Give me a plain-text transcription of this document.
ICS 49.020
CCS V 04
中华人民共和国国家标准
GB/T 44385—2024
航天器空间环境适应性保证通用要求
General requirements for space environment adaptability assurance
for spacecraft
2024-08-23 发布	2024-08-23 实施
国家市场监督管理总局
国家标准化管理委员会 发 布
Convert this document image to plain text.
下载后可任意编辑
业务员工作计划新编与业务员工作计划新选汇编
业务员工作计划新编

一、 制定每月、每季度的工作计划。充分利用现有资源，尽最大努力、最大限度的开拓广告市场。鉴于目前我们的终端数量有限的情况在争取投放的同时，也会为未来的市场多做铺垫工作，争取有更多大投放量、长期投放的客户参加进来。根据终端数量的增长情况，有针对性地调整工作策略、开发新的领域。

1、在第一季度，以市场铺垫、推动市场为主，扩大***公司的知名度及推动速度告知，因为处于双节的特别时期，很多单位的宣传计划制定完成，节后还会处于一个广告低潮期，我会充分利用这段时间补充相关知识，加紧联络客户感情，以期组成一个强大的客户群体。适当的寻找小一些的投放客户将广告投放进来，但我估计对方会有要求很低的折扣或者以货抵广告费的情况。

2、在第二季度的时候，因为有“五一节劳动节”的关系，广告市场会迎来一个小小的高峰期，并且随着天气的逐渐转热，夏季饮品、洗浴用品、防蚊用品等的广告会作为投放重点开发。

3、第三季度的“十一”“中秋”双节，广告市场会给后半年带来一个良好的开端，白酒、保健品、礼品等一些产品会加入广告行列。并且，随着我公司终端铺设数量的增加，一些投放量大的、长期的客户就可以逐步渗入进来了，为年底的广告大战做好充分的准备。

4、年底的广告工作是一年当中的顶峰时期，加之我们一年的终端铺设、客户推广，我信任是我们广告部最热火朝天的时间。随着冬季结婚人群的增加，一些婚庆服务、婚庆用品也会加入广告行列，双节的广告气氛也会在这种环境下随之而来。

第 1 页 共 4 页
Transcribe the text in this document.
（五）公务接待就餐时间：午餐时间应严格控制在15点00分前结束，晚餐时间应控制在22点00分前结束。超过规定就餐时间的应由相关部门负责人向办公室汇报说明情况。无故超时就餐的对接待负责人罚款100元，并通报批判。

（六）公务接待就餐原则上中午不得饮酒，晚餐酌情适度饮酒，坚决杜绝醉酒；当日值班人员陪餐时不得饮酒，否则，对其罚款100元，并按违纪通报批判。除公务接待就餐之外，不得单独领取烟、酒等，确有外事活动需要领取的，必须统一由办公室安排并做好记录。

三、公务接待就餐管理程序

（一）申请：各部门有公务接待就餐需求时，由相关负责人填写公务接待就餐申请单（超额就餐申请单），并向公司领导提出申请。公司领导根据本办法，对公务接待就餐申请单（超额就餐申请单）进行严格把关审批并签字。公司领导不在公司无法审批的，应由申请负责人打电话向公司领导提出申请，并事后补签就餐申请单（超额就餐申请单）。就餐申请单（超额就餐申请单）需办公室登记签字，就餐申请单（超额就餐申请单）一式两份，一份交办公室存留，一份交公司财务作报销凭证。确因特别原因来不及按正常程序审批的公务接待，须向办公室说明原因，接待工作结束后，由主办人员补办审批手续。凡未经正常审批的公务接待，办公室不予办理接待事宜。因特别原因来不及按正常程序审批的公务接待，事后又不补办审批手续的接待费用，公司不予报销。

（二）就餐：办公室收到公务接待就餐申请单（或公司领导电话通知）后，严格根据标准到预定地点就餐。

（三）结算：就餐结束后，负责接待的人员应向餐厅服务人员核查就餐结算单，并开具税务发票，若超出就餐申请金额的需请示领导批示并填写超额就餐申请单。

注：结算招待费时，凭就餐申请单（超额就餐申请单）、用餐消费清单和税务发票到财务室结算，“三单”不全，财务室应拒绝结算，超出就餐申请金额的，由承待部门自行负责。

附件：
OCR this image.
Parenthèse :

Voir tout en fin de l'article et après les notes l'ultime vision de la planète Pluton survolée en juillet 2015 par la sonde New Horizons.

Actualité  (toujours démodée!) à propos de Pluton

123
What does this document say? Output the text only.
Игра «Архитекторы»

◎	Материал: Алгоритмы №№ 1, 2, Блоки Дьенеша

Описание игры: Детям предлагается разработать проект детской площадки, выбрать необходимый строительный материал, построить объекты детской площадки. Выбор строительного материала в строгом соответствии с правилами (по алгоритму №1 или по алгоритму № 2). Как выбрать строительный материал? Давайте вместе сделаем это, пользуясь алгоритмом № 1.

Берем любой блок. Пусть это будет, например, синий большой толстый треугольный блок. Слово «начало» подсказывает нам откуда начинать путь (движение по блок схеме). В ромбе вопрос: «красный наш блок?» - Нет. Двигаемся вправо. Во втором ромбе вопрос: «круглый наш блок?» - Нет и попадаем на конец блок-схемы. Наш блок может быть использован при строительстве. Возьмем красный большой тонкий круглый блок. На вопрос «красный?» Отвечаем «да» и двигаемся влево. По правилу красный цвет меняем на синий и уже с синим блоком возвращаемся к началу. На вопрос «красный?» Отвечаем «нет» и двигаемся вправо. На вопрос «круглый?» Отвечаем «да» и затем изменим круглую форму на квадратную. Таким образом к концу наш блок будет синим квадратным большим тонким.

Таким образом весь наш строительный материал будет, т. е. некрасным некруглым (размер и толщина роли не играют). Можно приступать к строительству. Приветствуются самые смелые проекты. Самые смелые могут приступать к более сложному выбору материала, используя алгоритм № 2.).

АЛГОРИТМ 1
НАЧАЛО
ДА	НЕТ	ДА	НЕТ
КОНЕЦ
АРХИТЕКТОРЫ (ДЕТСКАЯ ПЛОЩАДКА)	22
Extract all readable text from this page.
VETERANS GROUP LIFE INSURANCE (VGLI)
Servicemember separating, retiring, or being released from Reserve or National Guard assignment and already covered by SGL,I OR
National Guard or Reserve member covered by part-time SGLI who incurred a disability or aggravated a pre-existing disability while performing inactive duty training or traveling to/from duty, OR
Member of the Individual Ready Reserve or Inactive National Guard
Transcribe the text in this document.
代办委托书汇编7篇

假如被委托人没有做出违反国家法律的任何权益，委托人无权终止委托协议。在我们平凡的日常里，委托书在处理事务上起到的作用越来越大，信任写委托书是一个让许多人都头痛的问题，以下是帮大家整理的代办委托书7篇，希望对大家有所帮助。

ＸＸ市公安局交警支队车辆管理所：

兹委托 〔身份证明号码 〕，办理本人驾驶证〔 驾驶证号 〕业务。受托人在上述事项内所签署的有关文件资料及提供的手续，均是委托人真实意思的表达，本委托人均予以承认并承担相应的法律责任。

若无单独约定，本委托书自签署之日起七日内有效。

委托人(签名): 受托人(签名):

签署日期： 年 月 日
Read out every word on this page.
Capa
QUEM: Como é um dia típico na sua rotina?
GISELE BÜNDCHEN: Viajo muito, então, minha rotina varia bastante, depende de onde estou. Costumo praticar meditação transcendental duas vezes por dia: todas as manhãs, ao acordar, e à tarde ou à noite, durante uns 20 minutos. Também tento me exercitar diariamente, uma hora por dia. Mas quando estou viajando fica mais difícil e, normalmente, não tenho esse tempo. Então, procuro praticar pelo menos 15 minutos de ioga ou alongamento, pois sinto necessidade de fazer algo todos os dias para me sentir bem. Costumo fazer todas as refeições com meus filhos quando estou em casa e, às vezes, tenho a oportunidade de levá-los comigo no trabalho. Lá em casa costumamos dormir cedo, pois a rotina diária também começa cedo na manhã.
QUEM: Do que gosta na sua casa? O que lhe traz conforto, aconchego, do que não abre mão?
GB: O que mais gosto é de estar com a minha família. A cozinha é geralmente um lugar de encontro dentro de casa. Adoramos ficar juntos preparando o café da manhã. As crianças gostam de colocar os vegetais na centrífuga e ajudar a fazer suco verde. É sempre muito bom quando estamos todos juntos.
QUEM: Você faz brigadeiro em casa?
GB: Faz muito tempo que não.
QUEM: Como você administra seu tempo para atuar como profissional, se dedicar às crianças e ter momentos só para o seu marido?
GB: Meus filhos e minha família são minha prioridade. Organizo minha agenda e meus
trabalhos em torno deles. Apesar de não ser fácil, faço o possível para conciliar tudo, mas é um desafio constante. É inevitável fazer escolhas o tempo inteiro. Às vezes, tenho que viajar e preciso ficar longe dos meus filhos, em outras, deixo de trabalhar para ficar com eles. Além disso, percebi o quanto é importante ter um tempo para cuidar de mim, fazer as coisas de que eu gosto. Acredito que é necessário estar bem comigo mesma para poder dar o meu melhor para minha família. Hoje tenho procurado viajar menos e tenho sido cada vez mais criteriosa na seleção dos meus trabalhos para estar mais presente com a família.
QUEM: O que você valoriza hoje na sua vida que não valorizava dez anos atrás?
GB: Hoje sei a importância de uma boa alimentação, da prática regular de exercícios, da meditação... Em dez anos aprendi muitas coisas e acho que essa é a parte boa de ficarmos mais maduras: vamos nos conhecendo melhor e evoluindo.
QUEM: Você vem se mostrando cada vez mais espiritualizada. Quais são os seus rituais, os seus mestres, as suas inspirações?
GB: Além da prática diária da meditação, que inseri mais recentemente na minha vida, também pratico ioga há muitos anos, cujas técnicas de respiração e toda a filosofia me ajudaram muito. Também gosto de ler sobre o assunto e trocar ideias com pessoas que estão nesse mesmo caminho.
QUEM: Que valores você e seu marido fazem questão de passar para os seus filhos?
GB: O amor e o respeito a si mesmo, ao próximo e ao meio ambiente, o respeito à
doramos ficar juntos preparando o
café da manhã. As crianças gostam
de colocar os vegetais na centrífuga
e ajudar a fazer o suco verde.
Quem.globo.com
================
#### TASK PROMPT
Go through the material and copy out every line with "todos" in it.

#### TASK RESULT
GISELE BÜNDCHEN: Viajo muito, então, minha rotina varia bastante, depende de onde estou. Costumo praticar meditação transcendental duas vezes por dia: todas as manhãs, ao acordar, e à tarde ou à noite, durante uns 20 minutos. Também tento me exercitar diariamente, uma hora por dia. Mas quando estou viajando fica mais difícil e, normalmente, não tenho esse tempo. Então, procuro praticar pelo menos 15 minutos de ioga ou alongamento, pois sinto necessidade de fazer algo todos os dias para me sentir bem. Costumo fazer todas as refeições com meus filhos quando estou em casa e, às vezes, tenho a oportunidade de levá-los comigo no trabalho. Lá em casa costumamos dormir cedo, pois a rotina diária também começa cedo na manhã.
GB: O que mais gosto é de estar com a minha família. A cozinha é geralmente um lugar de encontro dentro de casa. Adoramos ficar juntos preparando o café da manhã. As crianças gostam de colocar os vegetais na centrífuga e ajudar a fazer suco verde. É sempre muito bom quando estamos todos juntos.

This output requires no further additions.